### DATA ROWS
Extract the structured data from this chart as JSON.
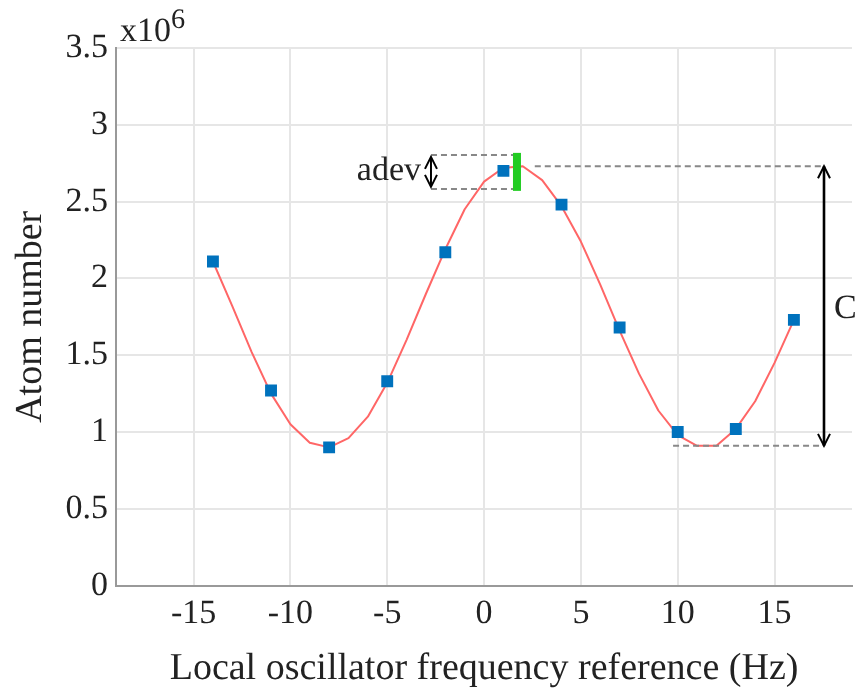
{
  "chart_data": {
    "type": "scatter",
    "xlabel": "Local oscillator frequency reference (Hz)",
    "ylabel": "Atom number",
    "annotations": [
      {
        "text": "adev",
        "x": 1.7,
        "y": 2.7
      },
      "C",
      "x10$^{6}$"
    ],
    "xlim": [
      -19,
      19
    ],
    "xticks": [
      -15,
      -10,
      -5,
      0,
      5,
      10,
      15
    ],
    "ylim": [
      0,
      3.5
    ],
    "yticks": [
      0,
      0.5,
      1,
      1.5,
      2,
      2.5,
      3,
      3.5
    ],
    "grid": true,
    "legend": false,
    "series": [
      {
        "color": "#0072bd",
        "marker": "square",
        "x": [
          -14,
          -11,
          -8,
          -5,
          -2,
          1,
          4,
          7,
          10,
          13,
          16
        ],
        "values": [
          2.11,
          1.27,
          0.9,
          1.33,
          2.17,
          2.7,
          2.48,
          1.68,
          1.0,
          1.02,
          1.73
        ]
      },
      {
        "type": "line",
        "color": "#ff6666",
        "marker": "none",
        "x": [
          -14,
          -13,
          -12,
          -11,
          -10,
          -9,
          -8,
          -7,
          -6,
          -5,
          -4,
          -3,
          -2,
          -1,
          0,
          1,
          2,
          3,
          4,
          5,
          6,
          7,
          8,
          9,
          10,
          11,
          12,
          13,
          14,
          15,
          16
        ],
        "values": [
          2.11,
          1.82,
          1.52,
          1.25,
          1.05,
          0.93,
          0.9,
          0.96,
          1.1,
          1.32,
          1.6,
          1.9,
          2.19,
          2.45,
          2.63,
          2.72,
          2.73,
          2.64,
          2.47,
          2.24,
          1.96,
          1.66,
          1.38,
          1.14,
          0.98,
          0.91,
          0.91,
          1.02,
          1.2,
          1.45,
          1.73
        ]
      }
    ]
  }
}
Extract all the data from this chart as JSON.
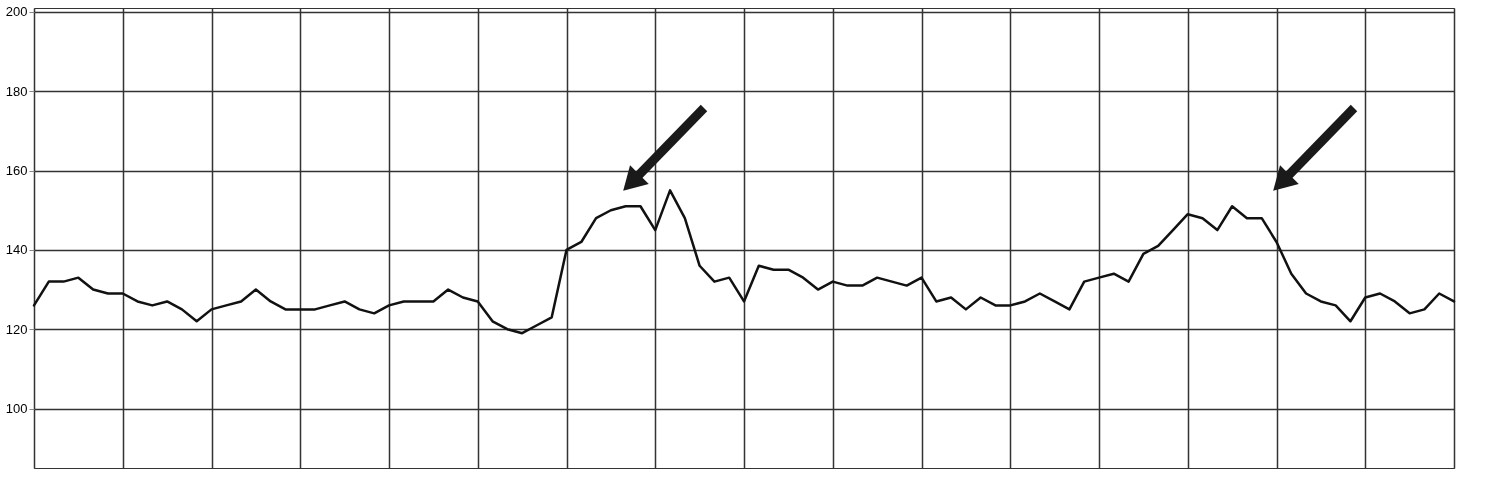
{
  "chart_data": {
    "type": "line",
    "categories": [
      null,
      null,
      null,
      null,
      null,
      null,
      null,
      null,
      null,
      null,
      null,
      null,
      null,
      null,
      null,
      null,
      null,
      null,
      null,
      null,
      null,
      null,
      null,
      null,
      null,
      null,
      null,
      null,
      null,
      null,
      null,
      null,
      null,
      null,
      null,
      null,
      null,
      null,
      null,
      null,
      null,
      null,
      null,
      null,
      null,
      null,
      null,
      null,
      null,
      null,
      null,
      null,
      null,
      null,
      null,
      null,
      null,
      null,
      null,
      null,
      null,
      null,
      null,
      null,
      null,
      null,
      null,
      null,
      null,
      null,
      null,
      null,
      null,
      null,
      null,
      null,
      null,
      null,
      null,
      null,
      null,
      null,
      null,
      null,
      null,
      null,
      null,
      null,
      null,
      null,
      null,
      null,
      null,
      null,
      null,
      null,
      null
    ],
    "series": [
      {
        "color": "#111111",
        "values": [
          126,
          132,
          132,
          133,
          130,
          129,
          129,
          127,
          126,
          127,
          125,
          122,
          125,
          126,
          127,
          130,
          127,
          125,
          125,
          125,
          126,
          127,
          125,
          124,
          126,
          127,
          127,
          127,
          130,
          128,
          127,
          122,
          120,
          119,
          121,
          123,
          140,
          142,
          148,
          150,
          151,
          151,
          145,
          155,
          148,
          136,
          132,
          133,
          127,
          136,
          135,
          135,
          133,
          130,
          132,
          131,
          131,
          133,
          132,
          131,
          133,
          127,
          128,
          125,
          128,
          126,
          126,
          127,
          129,
          127,
          125,
          132,
          133,
          134,
          132,
          139,
          141,
          145,
          149,
          148,
          145,
          151,
          148,
          148,
          142,
          134,
          129,
          127,
          126,
          122,
          128,
          129,
          127,
          124,
          125,
          129,
          127
        ]
      }
    ],
    "ylim": [
      85,
      201
    ],
    "yticks": [
      100,
      120,
      140,
      160,
      180,
      200
    ],
    "grid": true,
    "line_style": "solid",
    "marker": "none"
  }
}
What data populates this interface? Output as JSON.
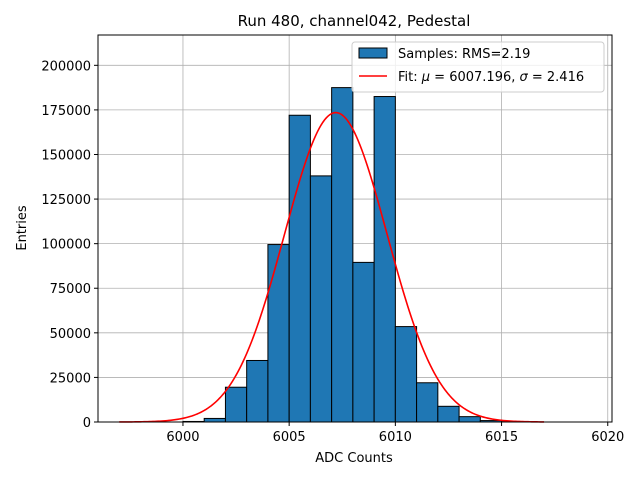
{
  "chart_data": {
    "type": "bar",
    "subtype": "histogram",
    "title": "Run 480, channel042, Pedestal",
    "xlabel": "ADC Counts",
    "ylabel": "Entries",
    "xlim": [
      5996,
      6020.2
    ],
    "ylim": [
      0,
      217000
    ],
    "xticks": [
      6000,
      6005,
      6010,
      6015,
      6020
    ],
    "yticks": [
      0,
      25000,
      50000,
      75000,
      100000,
      125000,
      150000,
      175000,
      200000
    ],
    "grid": true,
    "bin_width": 1,
    "bins": [
      {
        "left": 6000,
        "count": 300
      },
      {
        "left": 6001,
        "count": 2000
      },
      {
        "left": 6002,
        "count": 19500
      },
      {
        "left": 6003,
        "count": 34500
      },
      {
        "left": 6004,
        "count": 99500
      },
      {
        "left": 6005,
        "count": 172000
      },
      {
        "left": 6006,
        "count": 138000
      },
      {
        "left": 6007,
        "count": 187500
      },
      {
        "left": 6008,
        "count": 89500
      },
      {
        "left": 6009,
        "count": 182500
      },
      {
        "left": 6010,
        "count": 53500
      },
      {
        "left": 6011,
        "count": 22000
      },
      {
        "left": 6012,
        "count": 8800
      },
      {
        "left": 6013,
        "count": 3000
      },
      {
        "left": 6014,
        "count": 800
      },
      {
        "left": 6015,
        "count": 200
      }
    ],
    "fit": {
      "mu": 6007.196,
      "sigma": 2.416,
      "amplitude": 173500,
      "x_range": [
        5997,
        6017
      ]
    },
    "legend": {
      "position": "top-right",
      "entries": [
        {
          "label": "Samples: RMS=2.19",
          "kind": "patch"
        },
        {
          "label_prefix": "Fit: ",
          "mu_symbol": "μ",
          "mu_text": " = 6007.196, ",
          "sigma_symbol": "σ",
          "sigma_text": " = 2.416",
          "kind": "line"
        }
      ]
    },
    "colors": {
      "bar_fill": "#1f77b4",
      "bar_edge": "#000000",
      "fit_line": "#ff0000",
      "grid": "#b0b0b0"
    }
  }
}
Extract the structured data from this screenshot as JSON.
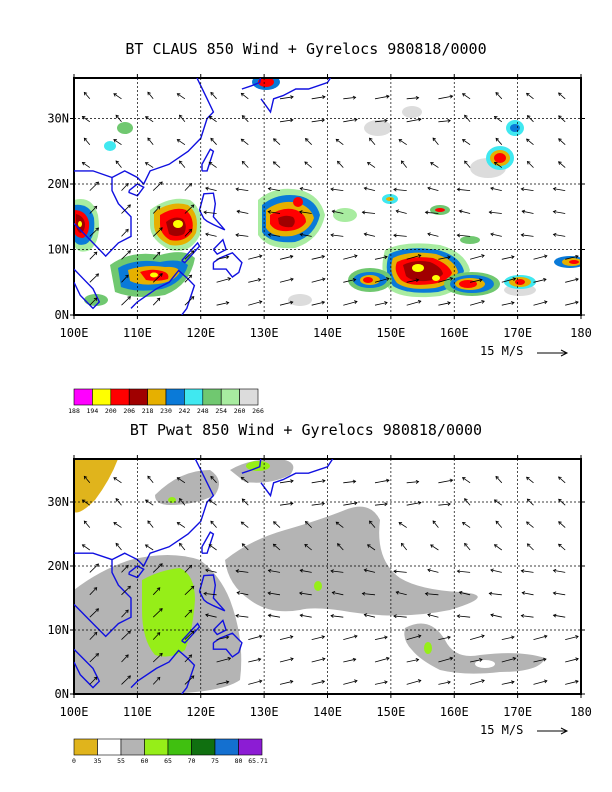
{
  "panels": [
    {
      "title": "BT CLAUS 850 Wind + Gyrelocs 980818/0000",
      "x_ticks": [
        "100E",
        "110E",
        "120E",
        "130E",
        "140E",
        "150E",
        "160E",
        "170E",
        "180"
      ],
      "y_ticks": [
        "0N",
        "10N",
        "20N",
        "30N"
      ],
      "scale_label": "15 M/S",
      "legend": {
        "colors": [
          "#ff00ff",
          "#ffff00",
          "#ff0000",
          "#a00000",
          "#e6b000",
          "#0a7ad8",
          "#40e8f0",
          "#70c870",
          "#a8eca0",
          "#dcdcdc"
        ],
        "labels": [
          "188",
          "194",
          "200",
          "206",
          "218",
          "230",
          "242",
          "248",
          "254",
          "260",
          "266"
        ]
      }
    },
    {
      "title": "BT Pwat 850 Wind + Gyrelocs 980818/0000",
      "x_ticks": [
        "100E",
        "110E",
        "120E",
        "130E",
        "140E",
        "150E",
        "160E",
        "170E",
        "180"
      ],
      "y_ticks": [
        "0N",
        "10N",
        "20N",
        "30N"
      ],
      "scale_label": "15 M/S",
      "legend": {
        "colors": [
          "#e0b41c",
          "#ffffff",
          "#b4b4b4",
          "#96ee18",
          "#40c010",
          "#107010",
          "#1470d0",
          "#8c1cd4"
        ],
        "labels": [
          "0",
          "35",
          "55",
          "60",
          "65",
          "70",
          "75",
          "80",
          "65.71"
        ]
      }
    }
  ]
}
######
Return the lines of the records that include the string "JSON".

> **TASK OUTPUT**
Extract the structured data from this chart as JSON.
Extract all the data from this chart as JSON.
What data populates this interface? Output as JSON.
Extract the structured data from this screenshot as JSON.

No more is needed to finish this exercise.